### Do this
Every record must be transcribed in its entirety, apart from the images, which are to be omitted.

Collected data
──────────────────────────────

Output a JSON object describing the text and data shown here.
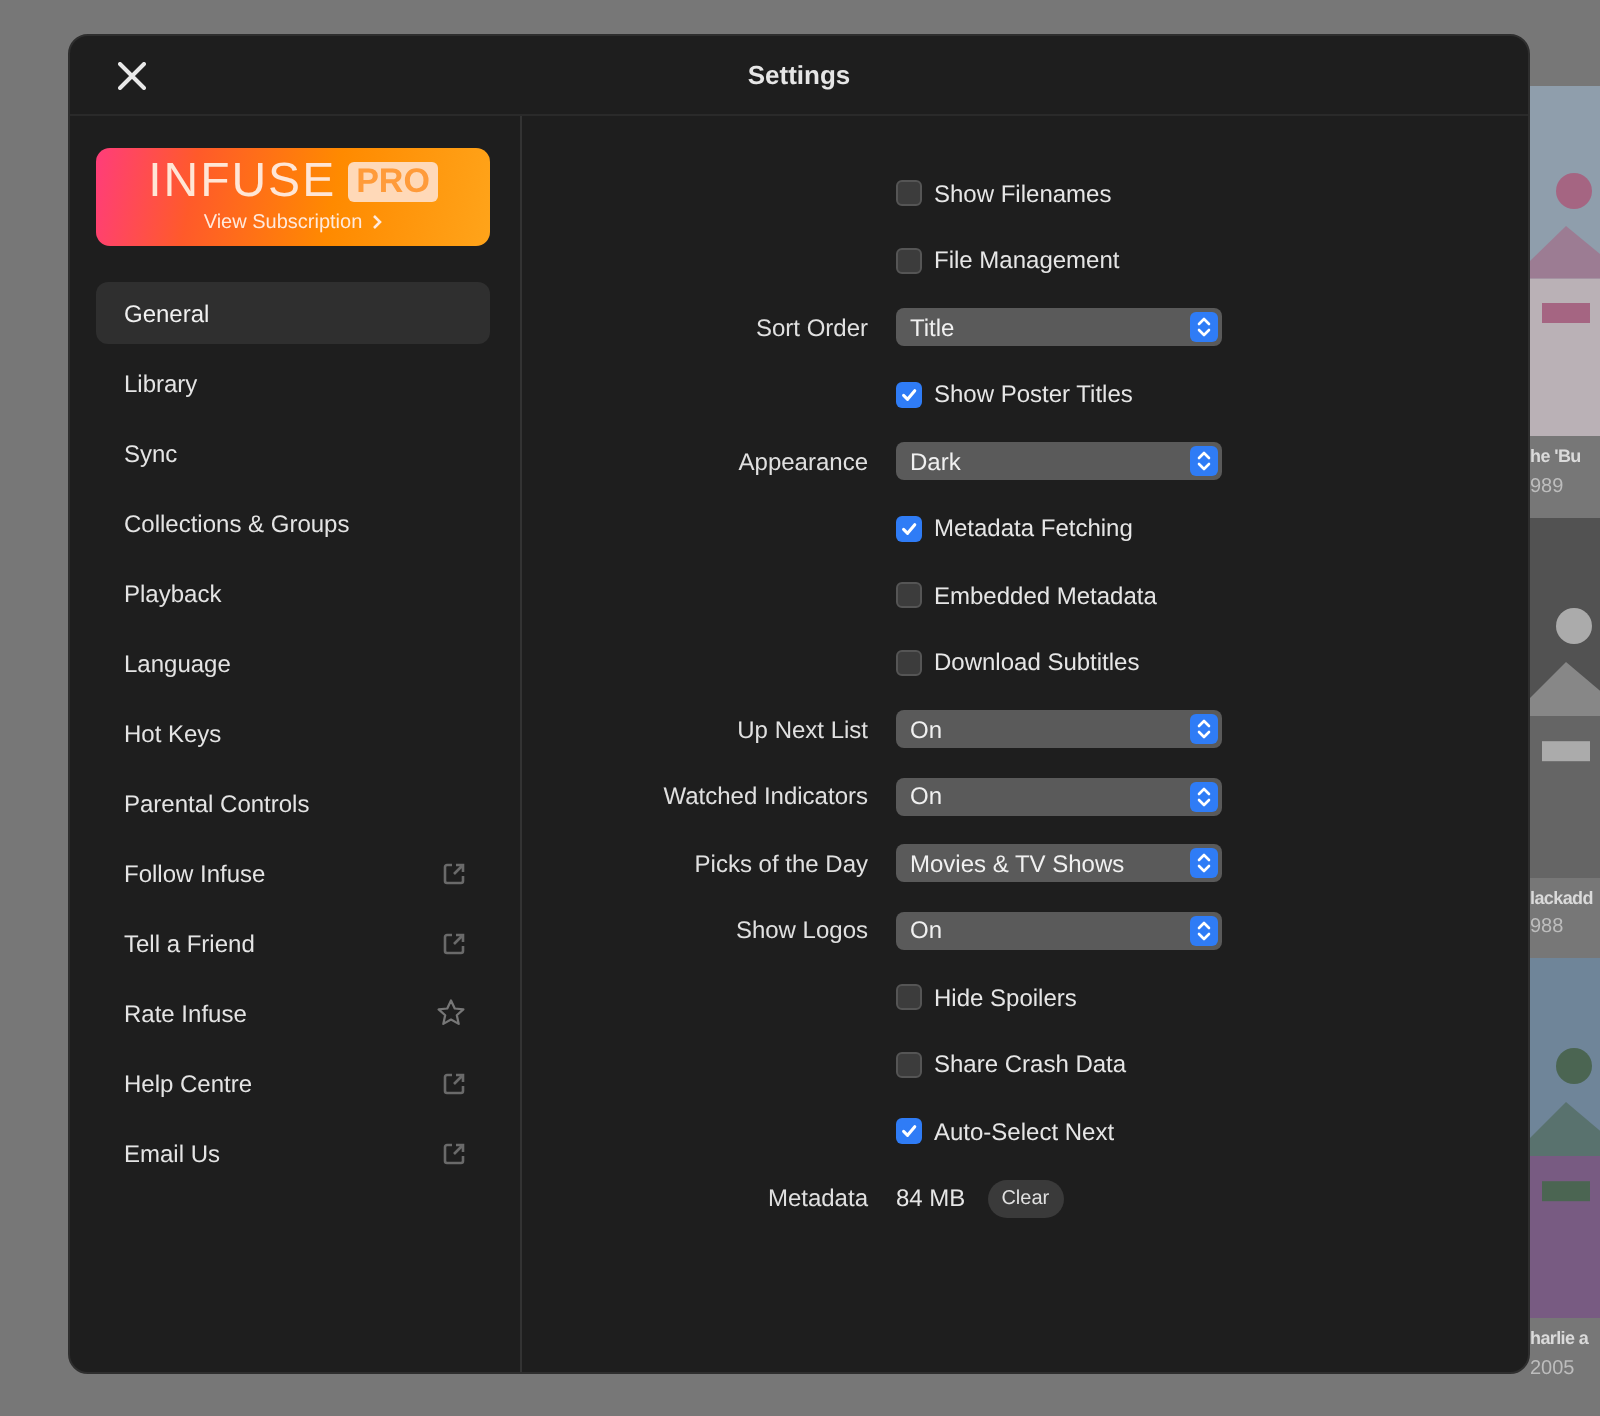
{
  "window": {
    "title": "Settings"
  },
  "banner": {
    "brand": "INFUSE",
    "tier": "PRO",
    "link": "View Subscription"
  },
  "sidebar": {
    "items": [
      {
        "label": "General",
        "selected": true
      },
      {
        "label": "Library",
        "selected": false
      },
      {
        "label": "Sync",
        "selected": false
      },
      {
        "label": "Collections & Groups",
        "selected": false
      },
      {
        "label": "Playback",
        "selected": false
      },
      {
        "label": "Language",
        "selected": false
      },
      {
        "label": "Hot Keys",
        "selected": false
      },
      {
        "label": "Parental Controls",
        "selected": false
      },
      {
        "label": "Follow Infuse",
        "selected": false,
        "kind": "external"
      },
      {
        "label": "Tell a Friend",
        "selected": false,
        "kind": "external"
      },
      {
        "label": "Rate Infuse",
        "selected": false,
        "kind": "star"
      },
      {
        "label": "Help Centre",
        "selected": false,
        "kind": "external"
      },
      {
        "label": "Email Us",
        "selected": false,
        "kind": "external"
      }
    ]
  },
  "settings": [
    {
      "kind": "checkbox",
      "label": "Show Filenames",
      "checked": false
    },
    {
      "kind": "checkbox",
      "label": "File Management",
      "checked": false
    },
    {
      "kind": "select",
      "label": "Sort Order",
      "value": "Title"
    },
    {
      "kind": "checkbox",
      "label": "Show Poster Titles",
      "checked": true
    },
    {
      "kind": "select",
      "label": "Appearance",
      "value": "Dark"
    },
    {
      "kind": "checkbox",
      "label": "Metadata Fetching",
      "checked": true
    },
    {
      "kind": "checkbox",
      "label": "Embedded Metadata",
      "checked": false
    },
    {
      "kind": "checkbox",
      "label": "Download Subtitles",
      "checked": false
    },
    {
      "kind": "select",
      "label": "Up Next List",
      "value": "On"
    },
    {
      "kind": "select",
      "label": "Watched Indicators",
      "value": "On"
    },
    {
      "kind": "select",
      "label": "Picks of the Day",
      "value": "Movies & TV Shows"
    },
    {
      "kind": "select",
      "label": "Show Logos",
      "value": "On"
    },
    {
      "kind": "checkbox",
      "label": "Hide Spoilers",
      "checked": false
    },
    {
      "kind": "checkbox",
      "label": "Share Crash Data",
      "checked": false
    },
    {
      "kind": "checkbox",
      "label": "Auto-Select Next",
      "checked": true
    },
    {
      "kind": "info",
      "label": "Metadata",
      "value": "84 MB",
      "button": "Clear"
    }
  ],
  "background": {
    "posters": [
      {
        "kind": "picture",
        "title": "he 'Bu",
        "year": "989"
      },
      {
        "kind": "picture",
        "title": "lackadd",
        "year": "988"
      },
      {
        "kind": "picture",
        "title": "harlie a",
        "year": "2005"
      }
    ]
  }
}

──────────────────────────────

### Exercise answer
Output a JSON object describing the text and data shown here.
{
  "window": {
    "title": "Settings"
  },
  "banner": {
    "brand": "INFUSE",
    "tier": "PRO",
    "link": "View Subscription"
  },
  "sidebar": {
    "items": [
      {
        "label": "General",
        "selected": true
      },
      {
        "label": "Library",
        "selected": false
      },
      {
        "label": "Sync",
        "selected": false
      },
      {
        "label": "Collections & Groups",
        "selected": false
      },
      {
        "label": "Playback",
        "selected": false
      },
      {
        "label": "Language",
        "selected": false
      },
      {
        "label": "Hot Keys",
        "selected": false
      },
      {
        "label": "Parental Controls",
        "selected": false
      },
      {
        "label": "Follow Infuse",
        "selected": false,
        "kind": "external"
      },
      {
        "label": "Tell a Friend",
        "selected": false,
        "kind": "external"
      },
      {
        "label": "Rate Infuse",
        "selected": false,
        "kind": "star"
      },
      {
        "label": "Help Centre",
        "selected": false,
        "kind": "external"
      },
      {
        "label": "Email Us",
        "selected": false,
        "kind": "external"
      }
    ]
  },
  "settings": [
    {
      "kind": "checkbox",
      "label": "Show Filenames",
      "checked": false
    },
    {
      "kind": "checkbox",
      "label": "File Management",
      "checked": false
    },
    {
      "kind": "select",
      "label": "Sort Order",
      "value": "Title"
    },
    {
      "kind": "checkbox",
      "label": "Show Poster Titles",
      "checked": true
    },
    {
      "kind": "select",
      "label": "Appearance",
      "value": "Dark"
    },
    {
      "kind": "checkbox",
      "label": "Metadata Fetching",
      "checked": true
    },
    {
      "kind": "checkbox",
      "label": "Embedded Metadata",
      "checked": false
    },
    {
      "kind": "checkbox",
      "label": "Download Subtitles",
      "checked": false
    },
    {
      "kind": "select",
      "label": "Up Next List",
      "value": "On"
    },
    {
      "kind": "select",
      "label": "Watched Indicators",
      "value": "On"
    },
    {
      "kind": "select",
      "label": "Picks of the Day",
      "value": "Movies & TV Shows"
    },
    {
      "kind": "select",
      "label": "Show Logos",
      "value": "On"
    },
    {
      "kind": "checkbox",
      "label": "Hide Spoilers",
      "checked": false
    },
    {
      "kind": "checkbox",
      "label": "Share Crash Data",
      "checked": false
    },
    {
      "kind": "checkbox",
      "label": "Auto-Select Next",
      "checked": true
    },
    {
      "kind": "info",
      "label": "Metadata",
      "value": "84 MB",
      "button": "Clear"
    }
  ],
  "background": {
    "posters": [
      {
        "kind": "picture",
        "title": "he 'Bu",
        "year": "989"
      },
      {
        "kind": "picture",
        "title": "lackadd",
        "year": "988"
      },
      {
        "kind": "picture",
        "title": "harlie a",
        "year": "2005"
      }
    ]
  }
}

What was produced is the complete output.